__YOUR TASK__:
Write out, please, the line containing "Read this page and output its text content." together with all lines after it, up to and including the last one, with no other output.

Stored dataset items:
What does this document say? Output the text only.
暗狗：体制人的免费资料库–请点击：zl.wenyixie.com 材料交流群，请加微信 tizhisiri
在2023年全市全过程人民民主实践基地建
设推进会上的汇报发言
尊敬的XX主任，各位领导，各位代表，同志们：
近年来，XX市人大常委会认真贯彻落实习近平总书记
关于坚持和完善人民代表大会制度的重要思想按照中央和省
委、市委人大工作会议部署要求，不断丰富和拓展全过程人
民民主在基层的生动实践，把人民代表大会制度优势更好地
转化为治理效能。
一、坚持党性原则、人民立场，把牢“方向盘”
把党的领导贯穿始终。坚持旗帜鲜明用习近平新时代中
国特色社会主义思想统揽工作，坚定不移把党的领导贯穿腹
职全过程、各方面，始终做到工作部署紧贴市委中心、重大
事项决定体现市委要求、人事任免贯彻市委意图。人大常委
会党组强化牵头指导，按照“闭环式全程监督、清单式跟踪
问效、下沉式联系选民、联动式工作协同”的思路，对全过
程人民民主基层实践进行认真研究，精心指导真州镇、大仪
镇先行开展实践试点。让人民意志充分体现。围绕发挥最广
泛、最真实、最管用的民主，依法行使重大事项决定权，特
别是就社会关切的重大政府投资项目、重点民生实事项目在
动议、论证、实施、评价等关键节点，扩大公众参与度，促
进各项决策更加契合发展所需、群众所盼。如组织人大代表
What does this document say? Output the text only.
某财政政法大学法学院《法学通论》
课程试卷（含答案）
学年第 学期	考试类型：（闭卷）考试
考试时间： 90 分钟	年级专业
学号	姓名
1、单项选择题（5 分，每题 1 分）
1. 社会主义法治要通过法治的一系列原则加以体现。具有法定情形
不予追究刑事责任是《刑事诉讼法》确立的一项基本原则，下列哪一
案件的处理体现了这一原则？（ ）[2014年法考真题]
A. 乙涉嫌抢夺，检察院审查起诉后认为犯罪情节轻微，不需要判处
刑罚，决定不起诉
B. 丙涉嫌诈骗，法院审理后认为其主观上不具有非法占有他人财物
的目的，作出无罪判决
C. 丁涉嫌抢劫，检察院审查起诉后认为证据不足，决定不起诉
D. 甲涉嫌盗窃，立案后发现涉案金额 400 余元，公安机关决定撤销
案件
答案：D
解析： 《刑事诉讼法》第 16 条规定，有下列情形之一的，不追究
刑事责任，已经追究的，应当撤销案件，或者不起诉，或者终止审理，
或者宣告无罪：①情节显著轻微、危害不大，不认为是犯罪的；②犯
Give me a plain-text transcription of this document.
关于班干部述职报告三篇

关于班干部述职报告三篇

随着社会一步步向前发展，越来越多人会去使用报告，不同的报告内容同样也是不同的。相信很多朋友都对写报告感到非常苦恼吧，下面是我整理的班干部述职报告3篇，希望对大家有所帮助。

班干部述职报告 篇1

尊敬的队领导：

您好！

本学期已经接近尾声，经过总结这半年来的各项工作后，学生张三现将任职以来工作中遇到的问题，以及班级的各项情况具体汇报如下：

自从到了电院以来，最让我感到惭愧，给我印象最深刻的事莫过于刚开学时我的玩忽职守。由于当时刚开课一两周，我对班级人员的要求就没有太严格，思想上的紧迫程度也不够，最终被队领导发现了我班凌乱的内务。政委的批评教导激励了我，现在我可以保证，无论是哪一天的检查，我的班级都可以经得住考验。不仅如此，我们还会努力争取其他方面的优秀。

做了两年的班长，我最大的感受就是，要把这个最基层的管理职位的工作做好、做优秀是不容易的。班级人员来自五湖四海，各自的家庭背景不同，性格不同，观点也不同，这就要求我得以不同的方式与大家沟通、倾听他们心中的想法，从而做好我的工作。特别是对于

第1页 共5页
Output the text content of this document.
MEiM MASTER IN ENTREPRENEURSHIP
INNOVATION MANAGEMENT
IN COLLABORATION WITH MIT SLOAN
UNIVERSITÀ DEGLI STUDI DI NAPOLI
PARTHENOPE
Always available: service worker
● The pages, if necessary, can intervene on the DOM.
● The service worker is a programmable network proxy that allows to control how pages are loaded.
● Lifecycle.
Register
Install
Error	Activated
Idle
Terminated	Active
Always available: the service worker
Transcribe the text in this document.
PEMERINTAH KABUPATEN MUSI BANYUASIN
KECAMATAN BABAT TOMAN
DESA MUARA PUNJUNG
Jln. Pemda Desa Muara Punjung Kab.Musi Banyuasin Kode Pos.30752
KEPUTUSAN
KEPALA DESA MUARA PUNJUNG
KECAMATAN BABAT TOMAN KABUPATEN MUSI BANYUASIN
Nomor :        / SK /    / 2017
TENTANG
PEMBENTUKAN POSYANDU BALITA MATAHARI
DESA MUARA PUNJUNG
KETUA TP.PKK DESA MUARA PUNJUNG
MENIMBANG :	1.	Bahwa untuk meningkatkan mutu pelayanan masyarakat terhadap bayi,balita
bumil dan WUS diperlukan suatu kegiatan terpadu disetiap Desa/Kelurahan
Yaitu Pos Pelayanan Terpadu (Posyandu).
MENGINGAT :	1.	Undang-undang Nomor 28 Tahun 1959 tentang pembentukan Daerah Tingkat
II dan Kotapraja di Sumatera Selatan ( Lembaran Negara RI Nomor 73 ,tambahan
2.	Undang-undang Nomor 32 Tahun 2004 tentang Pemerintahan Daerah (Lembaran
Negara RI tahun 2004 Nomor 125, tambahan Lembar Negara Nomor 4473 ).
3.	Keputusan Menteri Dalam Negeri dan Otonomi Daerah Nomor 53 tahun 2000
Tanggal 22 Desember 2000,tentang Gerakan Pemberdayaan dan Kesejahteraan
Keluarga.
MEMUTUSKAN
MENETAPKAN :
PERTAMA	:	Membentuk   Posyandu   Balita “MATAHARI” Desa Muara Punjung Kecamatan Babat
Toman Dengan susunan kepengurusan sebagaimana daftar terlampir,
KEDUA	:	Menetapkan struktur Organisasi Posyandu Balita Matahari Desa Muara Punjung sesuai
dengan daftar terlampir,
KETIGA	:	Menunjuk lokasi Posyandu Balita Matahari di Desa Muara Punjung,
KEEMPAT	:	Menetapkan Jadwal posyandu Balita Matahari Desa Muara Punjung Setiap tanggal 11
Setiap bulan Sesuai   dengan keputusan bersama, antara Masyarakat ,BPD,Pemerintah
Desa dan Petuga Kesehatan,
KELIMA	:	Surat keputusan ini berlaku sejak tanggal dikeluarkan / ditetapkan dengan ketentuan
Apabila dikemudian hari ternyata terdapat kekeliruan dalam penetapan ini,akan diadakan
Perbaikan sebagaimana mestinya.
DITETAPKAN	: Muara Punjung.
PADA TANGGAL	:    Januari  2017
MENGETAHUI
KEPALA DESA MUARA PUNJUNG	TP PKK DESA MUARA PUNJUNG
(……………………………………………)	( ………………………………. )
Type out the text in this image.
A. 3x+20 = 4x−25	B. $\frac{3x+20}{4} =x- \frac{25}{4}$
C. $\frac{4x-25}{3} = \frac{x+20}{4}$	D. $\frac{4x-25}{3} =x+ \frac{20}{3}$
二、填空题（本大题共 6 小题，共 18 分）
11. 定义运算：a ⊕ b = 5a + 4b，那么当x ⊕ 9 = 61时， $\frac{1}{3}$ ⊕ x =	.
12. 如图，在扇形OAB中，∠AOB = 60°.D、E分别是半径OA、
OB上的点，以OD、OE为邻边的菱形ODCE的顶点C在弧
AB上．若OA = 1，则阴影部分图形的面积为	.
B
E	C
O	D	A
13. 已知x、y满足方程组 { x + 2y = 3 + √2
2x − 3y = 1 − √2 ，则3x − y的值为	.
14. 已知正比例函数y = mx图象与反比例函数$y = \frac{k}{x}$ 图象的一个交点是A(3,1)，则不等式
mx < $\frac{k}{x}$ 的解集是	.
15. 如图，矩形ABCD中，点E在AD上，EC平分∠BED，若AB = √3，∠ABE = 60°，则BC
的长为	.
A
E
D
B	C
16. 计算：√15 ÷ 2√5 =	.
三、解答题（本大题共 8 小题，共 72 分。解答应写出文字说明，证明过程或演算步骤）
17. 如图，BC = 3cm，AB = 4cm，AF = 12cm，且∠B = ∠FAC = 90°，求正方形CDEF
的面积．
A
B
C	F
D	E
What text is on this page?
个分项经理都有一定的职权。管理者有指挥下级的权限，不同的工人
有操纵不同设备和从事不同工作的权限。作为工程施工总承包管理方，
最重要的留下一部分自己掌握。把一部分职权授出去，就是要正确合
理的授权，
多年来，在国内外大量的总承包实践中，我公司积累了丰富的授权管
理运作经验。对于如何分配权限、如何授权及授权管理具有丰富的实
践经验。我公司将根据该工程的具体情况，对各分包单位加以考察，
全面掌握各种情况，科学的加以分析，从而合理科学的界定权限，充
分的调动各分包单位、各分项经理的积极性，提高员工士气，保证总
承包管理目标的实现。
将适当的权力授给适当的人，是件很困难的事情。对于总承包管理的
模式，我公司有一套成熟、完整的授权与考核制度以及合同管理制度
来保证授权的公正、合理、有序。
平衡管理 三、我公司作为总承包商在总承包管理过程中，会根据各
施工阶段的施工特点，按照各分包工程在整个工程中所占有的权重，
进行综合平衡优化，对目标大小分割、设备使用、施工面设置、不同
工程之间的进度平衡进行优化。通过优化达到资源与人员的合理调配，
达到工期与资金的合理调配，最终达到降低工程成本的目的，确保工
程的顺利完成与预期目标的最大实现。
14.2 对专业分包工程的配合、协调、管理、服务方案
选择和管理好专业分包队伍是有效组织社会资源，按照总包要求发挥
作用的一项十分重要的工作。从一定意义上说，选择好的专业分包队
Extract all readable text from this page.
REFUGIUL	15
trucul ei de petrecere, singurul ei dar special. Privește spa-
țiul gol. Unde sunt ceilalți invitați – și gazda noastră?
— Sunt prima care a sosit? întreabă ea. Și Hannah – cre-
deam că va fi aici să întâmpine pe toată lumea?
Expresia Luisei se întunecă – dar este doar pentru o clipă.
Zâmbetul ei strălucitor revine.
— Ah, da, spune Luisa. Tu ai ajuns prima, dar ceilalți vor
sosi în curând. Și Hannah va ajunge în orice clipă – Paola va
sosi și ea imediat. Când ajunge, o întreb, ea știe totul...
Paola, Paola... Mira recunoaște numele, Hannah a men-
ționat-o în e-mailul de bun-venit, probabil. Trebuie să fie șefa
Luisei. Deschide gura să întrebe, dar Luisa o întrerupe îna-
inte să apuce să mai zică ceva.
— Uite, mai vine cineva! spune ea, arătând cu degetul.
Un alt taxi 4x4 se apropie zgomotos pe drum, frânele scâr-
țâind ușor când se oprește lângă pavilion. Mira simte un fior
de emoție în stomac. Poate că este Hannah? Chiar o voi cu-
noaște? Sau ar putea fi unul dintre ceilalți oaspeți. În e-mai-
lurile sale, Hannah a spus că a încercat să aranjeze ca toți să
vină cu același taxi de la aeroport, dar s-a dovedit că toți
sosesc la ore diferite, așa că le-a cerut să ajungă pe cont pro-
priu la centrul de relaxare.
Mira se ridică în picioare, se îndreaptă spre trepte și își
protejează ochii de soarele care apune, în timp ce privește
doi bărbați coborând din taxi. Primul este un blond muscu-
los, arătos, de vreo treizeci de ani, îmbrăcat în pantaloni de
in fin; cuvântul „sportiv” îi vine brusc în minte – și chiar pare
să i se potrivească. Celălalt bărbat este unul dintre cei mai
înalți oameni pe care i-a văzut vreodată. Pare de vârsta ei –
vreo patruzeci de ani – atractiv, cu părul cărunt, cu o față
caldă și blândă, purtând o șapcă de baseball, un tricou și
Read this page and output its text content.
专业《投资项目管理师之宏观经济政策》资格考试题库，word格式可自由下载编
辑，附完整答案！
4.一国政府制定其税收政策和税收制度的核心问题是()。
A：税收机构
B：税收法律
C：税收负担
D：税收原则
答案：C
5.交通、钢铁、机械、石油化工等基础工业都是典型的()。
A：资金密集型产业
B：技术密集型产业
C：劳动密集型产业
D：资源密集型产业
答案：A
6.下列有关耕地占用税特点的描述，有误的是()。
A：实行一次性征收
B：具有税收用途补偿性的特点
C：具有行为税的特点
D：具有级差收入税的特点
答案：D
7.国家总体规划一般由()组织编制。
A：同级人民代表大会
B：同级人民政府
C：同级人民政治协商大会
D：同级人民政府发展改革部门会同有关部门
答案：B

__SOLUTION TO THE EXERCISE__:
Read this page and output its text content.
专业《投资项目管理师之宏观经济政策》资格考试题库，word格式可自由下载编
辑，附完整答案！
4.一国政府制定其税收政策和税收制度的核心问题是()。
A：税收机构
B：税收法律
C：税收负担
D：税收原则
答案：C
5.交通、钢铁、机械、石油化工等基础工业都是典型的()。
A：资金密集型产业
B：技术密集型产业
C：劳动密集型产业
D：资源密集型产业
答案：A
6.下列有关耕地占用税特点的描述，有误的是()。
A：实行一次性征收
B：具有税收用途补偿性的特点
C：具有行为税的特点
D：具有级差收入税的特点
答案：D
7.国家总体规划一般由()组织编制。
A：同级人民代表大会
B：同级人民政府
C：同级人民政治协商大会
D：同级人民政府发展改革部门会同有关部门
答案：B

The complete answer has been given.